(STATED PROBLEM):
Below are some records: retype them all exactly, but not the pictures.
-------- SOURCE DATA --------
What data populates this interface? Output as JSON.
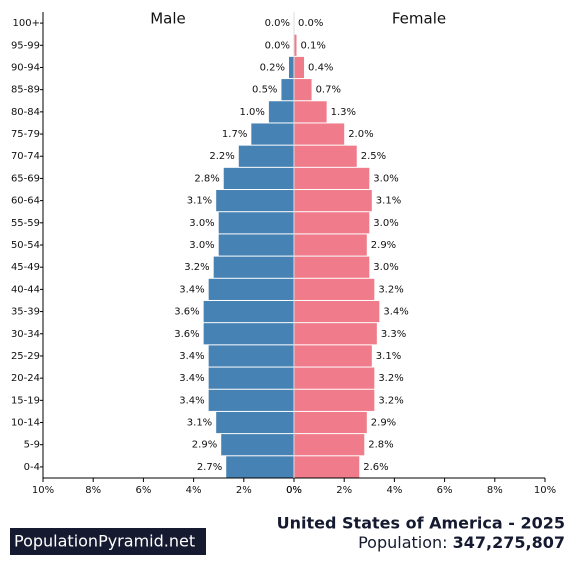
{
  "chart_data": {
    "type": "population-pyramid",
    "categories": [
      "100+",
      "95-99",
      "90-94",
      "85-89",
      "80-84",
      "75-79",
      "70-74",
      "65-69",
      "60-64",
      "55-59",
      "50-54",
      "45-49",
      "40-44",
      "35-39",
      "30-34",
      "25-29",
      "20-24",
      "15-19",
      "10-14",
      "5-9",
      "0-4"
    ],
    "series": [
      {
        "name": "Male",
        "color": "#4682b4",
        "values": [
          0.0,
          0.0,
          0.2,
          0.5,
          1.0,
          1.7,
          2.2,
          2.8,
          3.1,
          3.0,
          3.0,
          3.2,
          3.4,
          3.6,
          3.6,
          3.4,
          3.4,
          3.4,
          3.1,
          2.9,
          2.7
        ],
        "value_labels": [
          "0.0%",
          "0.0%",
          "0.2%",
          "0.5%",
          "1.0%",
          "1.7%",
          "2.2%",
          "2.8%",
          "3.1%",
          "3.0%",
          "3.0%",
          "3.2%",
          "3.4%",
          "3.6%",
          "3.6%",
          "3.4%",
          "3.4%",
          "3.4%",
          "3.1%",
          "2.9%",
          "2.7%"
        ]
      },
      {
        "name": "Female",
        "color": "#f07b8a",
        "values": [
          0.0,
          0.1,
          0.4,
          0.7,
          1.3,
          2.0,
          2.5,
          3.0,
          3.1,
          3.0,
          2.9,
          3.0,
          3.2,
          3.4,
          3.3,
          3.1,
          3.2,
          3.2,
          2.9,
          2.8,
          2.6
        ],
        "value_labels": [
          "0.0%",
          "0.1%",
          "0.4%",
          "0.7%",
          "1.3%",
          "2.0%",
          "2.5%",
          "3.0%",
          "3.1%",
          "3.0%",
          "2.9%",
          "3.0%",
          "3.2%",
          "3.4%",
          "3.3%",
          "3.1%",
          "3.2%",
          "3.2%",
          "2.9%",
          "2.8%",
          "2.6%"
        ]
      }
    ],
    "xlim": [
      0,
      10
    ],
    "male_xticks": [
      {
        "value": 10,
        "label": "10%"
      },
      {
        "value": 8,
        "label": "8%"
      },
      {
        "value": 6,
        "label": "6%"
      },
      {
        "value": 4,
        "label": "4%"
      },
      {
        "value": 2,
        "label": "2%"
      },
      {
        "value": 0,
        "label": "0%"
      }
    ],
    "female_xticks": [
      {
        "value": 0,
        "label": "0%"
      },
      {
        "value": 2,
        "label": "2%"
      },
      {
        "value": 4,
        "label": "4%"
      },
      {
        "value": 6,
        "label": "6%"
      },
      {
        "value": 8,
        "label": "8%"
      },
      {
        "value": 10,
        "label": "10%"
      }
    ],
    "footer": {
      "brand": "PopulationPyramid.net",
      "title": "United States of America - 2025",
      "population_label": "Population:",
      "population": "347,275,807"
    }
  }
}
--------
(ANSWER):
What data populates this interface? Output as JSON.
{
  "chart_data": {
    "type": "population-pyramid",
    "categories": [
      "100+",
      "95-99",
      "90-94",
      "85-89",
      "80-84",
      "75-79",
      "70-74",
      "65-69",
      "60-64",
      "55-59",
      "50-54",
      "45-49",
      "40-44",
      "35-39",
      "30-34",
      "25-29",
      "20-24",
      "15-19",
      "10-14",
      "5-9",
      "0-4"
    ],
    "series": [
      {
        "name": "Male",
        "color": "#4682b4",
        "values": [
          0.0,
          0.0,
          0.2,
          0.5,
          1.0,
          1.7,
          2.2,
          2.8,
          3.1,
          3.0,
          3.0,
          3.2,
          3.4,
          3.6,
          3.6,
          3.4,
          3.4,
          3.4,
          3.1,
          2.9,
          2.7
        ],
        "value_labels": [
          "0.0%",
          "0.0%",
          "0.2%",
          "0.5%",
          "1.0%",
          "1.7%",
          "2.2%",
          "2.8%",
          "3.1%",
          "3.0%",
          "3.0%",
          "3.2%",
          "3.4%",
          "3.6%",
          "3.6%",
          "3.4%",
          "3.4%",
          "3.4%",
          "3.1%",
          "2.9%",
          "2.7%"
        ]
      },
      {
        "name": "Female",
        "color": "#f07b8a",
        "values": [
          0.0,
          0.1,
          0.4,
          0.7,
          1.3,
          2.0,
          2.5,
          3.0,
          3.1,
          3.0,
          2.9,
          3.0,
          3.2,
          3.4,
          3.3,
          3.1,
          3.2,
          3.2,
          2.9,
          2.8,
          2.6
        ],
        "value_labels": [
          "0.0%",
          "0.1%",
          "0.4%",
          "0.7%",
          "1.3%",
          "2.0%",
          "2.5%",
          "3.0%",
          "3.1%",
          "3.0%",
          "2.9%",
          "3.0%",
          "3.2%",
          "3.4%",
          "3.3%",
          "3.1%",
          "3.2%",
          "3.2%",
          "2.9%",
          "2.8%",
          "2.6%"
        ]
      }
    ],
    "xlim": [
      0,
      10
    ],
    "male_xticks": [
      {
        "value": 10,
        "label": "10%"
      },
      {
        "value": 8,
        "label": "8%"
      },
      {
        "value": 6,
        "label": "6%"
      },
      {
        "value": 4,
        "label": "4%"
      },
      {
        "value": 2,
        "label": "2%"
      },
      {
        "value": 0,
        "label": "0%"
      }
    ],
    "female_xticks": [
      {
        "value": 0,
        "label": "0%"
      },
      {
        "value": 2,
        "label": "2%"
      },
      {
        "value": 4,
        "label": "4%"
      },
      {
        "value": 6,
        "label": "6%"
      },
      {
        "value": 8,
        "label": "8%"
      },
      {
        "value": 10,
        "label": "10%"
      }
    ],
    "footer": {
      "brand": "PopulationPyramid.net",
      "title": "United States of America - 2025",
      "population_label": "Population:",
      "population": "347,275,807"
    }
  }
}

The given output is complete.